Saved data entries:
--------------------------------

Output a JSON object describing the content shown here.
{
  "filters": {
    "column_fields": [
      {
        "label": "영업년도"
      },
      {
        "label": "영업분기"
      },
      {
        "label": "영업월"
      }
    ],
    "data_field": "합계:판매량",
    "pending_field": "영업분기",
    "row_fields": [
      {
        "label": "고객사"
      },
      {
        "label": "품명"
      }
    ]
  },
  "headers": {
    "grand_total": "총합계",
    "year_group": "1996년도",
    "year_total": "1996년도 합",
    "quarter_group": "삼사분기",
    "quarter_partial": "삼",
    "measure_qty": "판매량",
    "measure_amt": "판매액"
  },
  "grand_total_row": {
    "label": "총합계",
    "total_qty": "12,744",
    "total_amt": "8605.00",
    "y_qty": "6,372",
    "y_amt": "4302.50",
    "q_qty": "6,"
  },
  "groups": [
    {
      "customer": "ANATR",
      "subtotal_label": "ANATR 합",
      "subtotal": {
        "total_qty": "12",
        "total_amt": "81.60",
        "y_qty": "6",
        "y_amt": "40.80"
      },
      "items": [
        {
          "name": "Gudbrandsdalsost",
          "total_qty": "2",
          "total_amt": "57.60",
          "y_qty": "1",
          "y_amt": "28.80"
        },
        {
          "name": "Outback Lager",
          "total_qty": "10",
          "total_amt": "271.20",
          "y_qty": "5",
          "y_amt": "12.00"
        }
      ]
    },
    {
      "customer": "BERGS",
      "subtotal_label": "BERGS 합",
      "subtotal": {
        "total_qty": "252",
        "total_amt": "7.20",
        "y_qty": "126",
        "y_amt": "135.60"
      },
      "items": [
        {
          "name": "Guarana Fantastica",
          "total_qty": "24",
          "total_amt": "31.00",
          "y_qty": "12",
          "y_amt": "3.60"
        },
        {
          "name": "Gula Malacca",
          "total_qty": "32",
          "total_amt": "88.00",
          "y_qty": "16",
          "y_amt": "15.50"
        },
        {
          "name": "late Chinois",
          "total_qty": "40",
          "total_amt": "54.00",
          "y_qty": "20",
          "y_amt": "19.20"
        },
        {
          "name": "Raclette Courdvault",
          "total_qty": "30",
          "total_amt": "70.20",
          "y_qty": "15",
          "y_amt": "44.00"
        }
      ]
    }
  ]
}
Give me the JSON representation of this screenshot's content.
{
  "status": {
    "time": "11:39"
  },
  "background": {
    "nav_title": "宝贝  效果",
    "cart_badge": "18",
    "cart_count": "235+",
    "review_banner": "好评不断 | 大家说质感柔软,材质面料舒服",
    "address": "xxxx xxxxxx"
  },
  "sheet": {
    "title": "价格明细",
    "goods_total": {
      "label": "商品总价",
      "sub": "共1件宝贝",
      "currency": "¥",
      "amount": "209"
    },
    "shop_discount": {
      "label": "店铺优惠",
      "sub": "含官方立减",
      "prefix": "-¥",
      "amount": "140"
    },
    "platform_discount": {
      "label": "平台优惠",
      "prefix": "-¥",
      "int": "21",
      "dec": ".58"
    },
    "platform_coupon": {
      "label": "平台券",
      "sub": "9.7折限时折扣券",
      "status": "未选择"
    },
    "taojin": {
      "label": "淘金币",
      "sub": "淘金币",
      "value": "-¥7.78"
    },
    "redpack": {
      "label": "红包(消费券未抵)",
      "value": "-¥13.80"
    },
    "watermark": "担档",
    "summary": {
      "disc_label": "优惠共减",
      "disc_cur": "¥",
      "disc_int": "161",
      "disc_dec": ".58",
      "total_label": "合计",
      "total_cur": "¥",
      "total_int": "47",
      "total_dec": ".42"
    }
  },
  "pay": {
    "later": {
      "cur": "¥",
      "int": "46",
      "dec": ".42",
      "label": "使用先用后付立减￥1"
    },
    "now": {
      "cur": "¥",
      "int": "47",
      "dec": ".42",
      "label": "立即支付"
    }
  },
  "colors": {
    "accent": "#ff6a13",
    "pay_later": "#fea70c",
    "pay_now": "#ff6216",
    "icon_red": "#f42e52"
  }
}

--------------------------------

WHAT IS ASKED: Output all of the data above without any alteration.

TASK SOLUTION:
Output a JSON object describing the content shown here.
{
  "filters": {
    "column_fields": [
      {
        "label": "영업년도"
      },
      {
        "label": "영업분기"
      },
      {
        "label": "영업월"
      }
    ],
    "data_field": "합계:판매량",
    "pending_field": "영업분기",
    "row_fields": [
      {
        "label": "고객사"
      },
      {
        "label": "품명"
      }
    ]
  },
  "headers": {
    "grand_total": "총합계",
    "year_group": "1996년도",
    "year_total": "1996년도 합",
    "quarter_group": "삼사분기",
    "quarter_partial": "삼",
    "measure_qty": "판매량",
    "measure_amt": "판매액"
  },
  "grand_total_row": {
    "label": "총합계",
    "total_qty": "12,744",
    "total_amt": "8605.00",
    "y_qty": "6,372",
    "y_amt": "4302.50",
    "q_qty": "6,"
  },
  "groups": [
    {
      "customer": "ANATR",
      "subtotal_label": "ANATR 합",
      "subtotal": {
        "total_qty": "12",
        "total_amt": "81.60",
        "y_qty": "6",
        "y_amt": "40.80"
      },
      "items": [
        {
          "name": "Gudbrandsdalsost",
          "total_qty": "2",
          "total_amt": "57.60",
          "y_qty": "1",
          "y_amt": "28.80"
        },
        {
          "name": "Outback Lager",
          "total_qty": "10",
          "total_amt": "271.20",
          "y_qty": "5",
          "y_amt": "12.00"
        }
      ]
    },
    {
      "customer": "BERGS",
      "subtotal_label": "BERGS 합",
      "subtotal": {
        "total_qty": "252",
        "total_amt": "7.20",
        "y_qty": "126",
        "y_amt": "135.60"
      },
      "items": [
        {
          "name": "Guarana Fantastica",
          "total_qty": "24",
          "total_amt": "31.00",
          "y_qty": "12",
          "y_amt": "3.60"
        },
        {
          "name": "Gula Malacca",
          "total_qty": "32",
          "total_amt": "88.00",
          "y_qty": "16",
          "y_amt": "15.50"
        },
        {
          "name": "late Chinois",
          "total_qty": "40",
          "total_amt": "54.00",
          "y_qty": "20",
          "y_amt": "19.20"
        },
        {
          "name": "Raclette Courdvault",
          "total_qty": "30",
          "total_amt": "70.20",
          "y_qty": "15",
          "y_amt": "44.00"
        }
      ]
    }
  ]
}
Give me the JSON representation of this screenshot's content.
{
  "status": {
    "time": "11:39"
  },
  "background": {
    "nav_title": "宝贝  效果",
    "cart_badge": "18",
    "cart_count": "235+",
    "review_banner": "好评不断 | 大家说质感柔软,材质面料舒服",
    "address": "xxxx xxxxxx"
  },
  "sheet": {
    "title": "价格明细",
    "goods_total": {
      "label": "商品总价",
      "sub": "共1件宝贝",
      "currency": "¥",
      "amount": "209"
    },
    "shop_discount": {
      "label": "店铺优惠",
      "sub": "含官方立减",
      "prefix": "-¥",
      "amount": "140"
    },
    "platform_discount": {
      "label": "平台优惠",
      "prefix": "-¥",
      "int": "21",
      "dec": ".58"
    },
    "platform_coupon": {
      "label": "平台券",
      "sub": "9.7折限时折扣券",
      "status": "未选择"
    },
    "taojin": {
      "label": "淘金币",
      "sub": "淘金币",
      "value": "-¥7.78"
    },
    "redpack": {
      "label": "红包(消费券未抵)",
      "value": "-¥13.80"
    },
    "watermark": "担档",
    "summary": {
      "disc_label": "优惠共减",
      "disc_cur": "¥",
      "disc_int": "161",
      "disc_dec": ".58",
      "total_label": "合计",
      "total_cur": "¥",
      "total_int": "47",
      "total_dec": ".42"
    }
  },
  "pay": {
    "later": {
      "cur": "¥",
      "int": "46",
      "dec": ".42",
      "label": "使用先用后付立减￥1"
    },
    "now": {
      "cur": "¥",
      "int": "47",
      "dec": ".42",
      "label": "立即支付"
    }
  },
  "colors": {
    "accent": "#ff6a13",
    "pay_later": "#fea70c",
    "pay_now": "#ff6216",
    "icon_red": "#f42e52"
  }
}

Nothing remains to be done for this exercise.